**Dataset items**

--- Begin ---

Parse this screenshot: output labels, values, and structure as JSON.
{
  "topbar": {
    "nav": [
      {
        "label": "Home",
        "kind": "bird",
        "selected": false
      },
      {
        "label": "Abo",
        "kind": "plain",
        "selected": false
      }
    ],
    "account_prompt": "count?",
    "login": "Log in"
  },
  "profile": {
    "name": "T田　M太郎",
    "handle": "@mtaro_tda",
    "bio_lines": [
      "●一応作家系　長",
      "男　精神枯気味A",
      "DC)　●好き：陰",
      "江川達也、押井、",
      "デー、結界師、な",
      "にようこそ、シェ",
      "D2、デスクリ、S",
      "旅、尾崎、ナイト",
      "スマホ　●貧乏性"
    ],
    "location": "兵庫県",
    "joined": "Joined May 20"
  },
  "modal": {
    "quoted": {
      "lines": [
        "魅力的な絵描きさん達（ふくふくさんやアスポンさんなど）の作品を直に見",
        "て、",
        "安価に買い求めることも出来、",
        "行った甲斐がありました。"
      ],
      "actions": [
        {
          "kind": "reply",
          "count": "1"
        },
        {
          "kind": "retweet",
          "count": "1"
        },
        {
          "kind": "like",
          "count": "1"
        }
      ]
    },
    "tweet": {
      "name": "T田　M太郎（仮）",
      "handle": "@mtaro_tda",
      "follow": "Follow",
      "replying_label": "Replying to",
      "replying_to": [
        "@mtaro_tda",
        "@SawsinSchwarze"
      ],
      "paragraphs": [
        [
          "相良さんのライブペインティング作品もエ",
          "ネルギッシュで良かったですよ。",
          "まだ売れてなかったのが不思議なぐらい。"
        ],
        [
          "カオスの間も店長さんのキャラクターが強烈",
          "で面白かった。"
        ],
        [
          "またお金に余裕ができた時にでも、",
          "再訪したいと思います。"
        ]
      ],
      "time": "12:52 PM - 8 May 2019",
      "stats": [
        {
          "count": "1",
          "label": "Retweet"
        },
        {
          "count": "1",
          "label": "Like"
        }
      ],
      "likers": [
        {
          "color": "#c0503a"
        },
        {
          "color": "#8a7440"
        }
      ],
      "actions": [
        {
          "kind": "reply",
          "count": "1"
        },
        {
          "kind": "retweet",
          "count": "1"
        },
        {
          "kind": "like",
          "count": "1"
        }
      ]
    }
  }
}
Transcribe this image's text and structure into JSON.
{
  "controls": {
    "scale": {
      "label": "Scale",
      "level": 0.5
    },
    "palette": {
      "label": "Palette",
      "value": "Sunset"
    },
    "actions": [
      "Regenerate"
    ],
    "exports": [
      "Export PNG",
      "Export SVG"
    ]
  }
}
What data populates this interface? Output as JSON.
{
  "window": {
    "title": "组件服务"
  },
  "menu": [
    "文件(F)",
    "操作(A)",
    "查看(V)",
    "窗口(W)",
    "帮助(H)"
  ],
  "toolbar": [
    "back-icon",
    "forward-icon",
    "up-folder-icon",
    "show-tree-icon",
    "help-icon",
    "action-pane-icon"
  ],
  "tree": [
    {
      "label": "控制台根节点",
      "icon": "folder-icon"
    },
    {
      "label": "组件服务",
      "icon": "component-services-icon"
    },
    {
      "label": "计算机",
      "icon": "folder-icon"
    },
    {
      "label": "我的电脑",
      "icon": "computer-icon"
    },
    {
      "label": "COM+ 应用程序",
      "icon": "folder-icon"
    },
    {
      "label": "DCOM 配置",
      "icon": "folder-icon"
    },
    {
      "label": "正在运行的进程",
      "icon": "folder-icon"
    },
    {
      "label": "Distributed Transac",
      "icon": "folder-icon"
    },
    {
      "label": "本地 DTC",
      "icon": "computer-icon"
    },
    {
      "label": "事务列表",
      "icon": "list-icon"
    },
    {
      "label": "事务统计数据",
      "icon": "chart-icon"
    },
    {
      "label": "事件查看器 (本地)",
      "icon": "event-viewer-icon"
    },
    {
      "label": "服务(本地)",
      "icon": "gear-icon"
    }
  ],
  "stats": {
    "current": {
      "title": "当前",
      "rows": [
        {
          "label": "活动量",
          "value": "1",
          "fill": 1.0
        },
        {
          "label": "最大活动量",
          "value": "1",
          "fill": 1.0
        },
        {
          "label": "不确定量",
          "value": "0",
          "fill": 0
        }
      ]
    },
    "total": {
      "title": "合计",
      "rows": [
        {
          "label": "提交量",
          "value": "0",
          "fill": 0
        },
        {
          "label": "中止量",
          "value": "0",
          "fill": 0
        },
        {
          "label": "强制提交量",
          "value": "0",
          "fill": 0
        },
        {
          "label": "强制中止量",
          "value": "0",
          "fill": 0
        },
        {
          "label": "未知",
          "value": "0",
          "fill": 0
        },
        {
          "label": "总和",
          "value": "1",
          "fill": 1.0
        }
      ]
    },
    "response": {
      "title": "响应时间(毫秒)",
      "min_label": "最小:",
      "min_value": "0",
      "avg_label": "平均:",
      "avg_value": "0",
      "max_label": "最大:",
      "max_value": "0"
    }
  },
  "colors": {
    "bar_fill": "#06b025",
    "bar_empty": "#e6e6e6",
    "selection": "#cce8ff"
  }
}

--- End ---

**DIRECTIONS**
Reproduce every entry shown above, precisely as it stands.

**SOLUTION BELOW**
Parse this screenshot: output labels, values, and structure as JSON.
{
  "topbar": {
    "nav": [
      {
        "label": "Home",
        "kind": "bird",
        "selected": false
      },
      {
        "label": "Abo",
        "kind": "plain",
        "selected": false
      }
    ],
    "account_prompt": "count?",
    "login": "Log in"
  },
  "profile": {
    "name": "T田　M太郎",
    "handle": "@mtaro_tda",
    "bio_lines": [
      "●一応作家系　長",
      "男　精神枯気味A",
      "DC)　●好き：陰",
      "江川達也、押井、",
      "デー、結界師、な",
      "にようこそ、シェ",
      "D2、デスクリ、S",
      "旅、尾崎、ナイト",
      "スマホ　●貧乏性"
    ],
    "location": "兵庫県",
    "joined": "Joined May 20"
  },
  "modal": {
    "quoted": {
      "lines": [
        "魅力的な絵描きさん達（ふくふくさんやアスポンさんなど）の作品を直に見",
        "て、",
        "安価に買い求めることも出来、",
        "行った甲斐がありました。"
      ],
      "actions": [
        {
          "kind": "reply",
          "count": "1"
        },
        {
          "kind": "retweet",
          "count": "1"
        },
        {
          "kind": "like",
          "count": "1"
        }
      ]
    },
    "tweet": {
      "name": "T田　M太郎（仮）",
      "handle": "@mtaro_tda",
      "follow": "Follow",
      "replying_label": "Replying to",
      "replying_to": [
        "@mtaro_tda",
        "@SawsinSchwarze"
      ],
      "paragraphs": [
        [
          "相良さんのライブペインティング作品もエ",
          "ネルギッシュで良かったですよ。",
          "まだ売れてなかったのが不思議なぐらい。"
        ],
        [
          "カオスの間も店長さんのキャラクターが強烈",
          "で面白かった。"
        ],
        [
          "またお金に余裕ができた時にでも、",
          "再訪したいと思います。"
        ]
      ],
      "time": "12:52 PM - 8 May 2019",
      "stats": [
        {
          "count": "1",
          "label": "Retweet"
        },
        {
          "count": "1",
          "label": "Like"
        }
      ],
      "likers": [
        {
          "color": "#c0503a"
        },
        {
          "color": "#8a7440"
        }
      ],
      "actions": [
        {
          "kind": "reply",
          "count": "1"
        },
        {
          "kind": "retweet",
          "count": "1"
        },
        {
          "kind": "like",
          "count": "1"
        }
      ]
    }
  }
}
Transcribe this image's text and structure into JSON.
{
  "controls": {
    "scale": {
      "label": "Scale",
      "level": 0.5
    },
    "palette": {
      "label": "Palette",
      "value": "Sunset"
    },
    "actions": [
      "Regenerate"
    ],
    "exports": [
      "Export PNG",
      "Export SVG"
    ]
  }
}
What data populates this interface? Output as JSON.
{
  "window": {
    "title": "组件服务"
  },
  "menu": [
    "文件(F)",
    "操作(A)",
    "查看(V)",
    "窗口(W)",
    "帮助(H)"
  ],
  "toolbar": [
    "back-icon",
    "forward-icon",
    "up-folder-icon",
    "show-tree-icon",
    "help-icon",
    "action-pane-icon"
  ],
  "tree": [
    {
      "label": "控制台根节点",
      "icon": "folder-icon"
    },
    {
      "label": "组件服务",
      "icon": "component-services-icon"
    },
    {
      "label": "计算机",
      "icon": "folder-icon"
    },
    {
      "label": "我的电脑",
      "icon": "computer-icon"
    },
    {
      "label": "COM+ 应用程序",
      "icon": "folder-icon"
    },
    {
      "label": "DCOM 配置",
      "icon": "folder-icon"
    },
    {
      "label": "正在运行的进程",
      "icon": "folder-icon"
    },
    {
      "label": "Distributed Transac",
      "icon": "folder-icon"
    },
    {
      "label": "本地 DTC",
      "icon": "computer-icon"
    },
    {
      "label": "事务列表",
      "icon": "list-icon"
    },
    {
      "label": "事务统计数据",
      "icon": "chart-icon"
    },
    {
      "label": "事件查看器 (本地)",
      "icon": "event-viewer-icon"
    },
    {
      "label": "服务(本地)",
      "icon": "gear-icon"
    }
  ],
  "stats": {
    "current": {
      "title": "当前",
      "rows": [
        {
          "label": "活动量",
          "value": "1",
          "fill": 1.0
        },
        {
          "label": "最大活动量",
          "value": "1",
          "fill": 1.0
        },
        {
          "label": "不确定量",
          "value": "0",
          "fill": 0
        }
      ]
    },
    "total": {
      "title": "合计",
      "rows": [
        {
          "label": "提交量",
          "value": "0",
          "fill": 0
        },
        {
          "label": "中止量",
          "value": "0",
          "fill": 0
        },
        {
          "label": "强制提交量",
          "value": "0",
          "fill": 0
        },
        {
          "label": "强制中止量",
          "value": "0",
          "fill": 0
        },
        {
          "label": "未知",
          "value": "0",
          "fill": 0
        },
        {
          "label": "总和",
          "value": "1",
          "fill": 1.0
        }
      ]
    },
    "response": {
      "title": "响应时间(毫秒)",
      "min_label": "最小:",
      "min_value": "0",
      "avg_label": "平均:",
      "avg_value": "0",
      "max_label": "最大:",
      "max_value": "0"
    }
  },
  "colors": {
    "bar_fill": "#06b025",
    "bar_empty": "#e6e6e6",
    "selection": "#cce8ff"
  }
}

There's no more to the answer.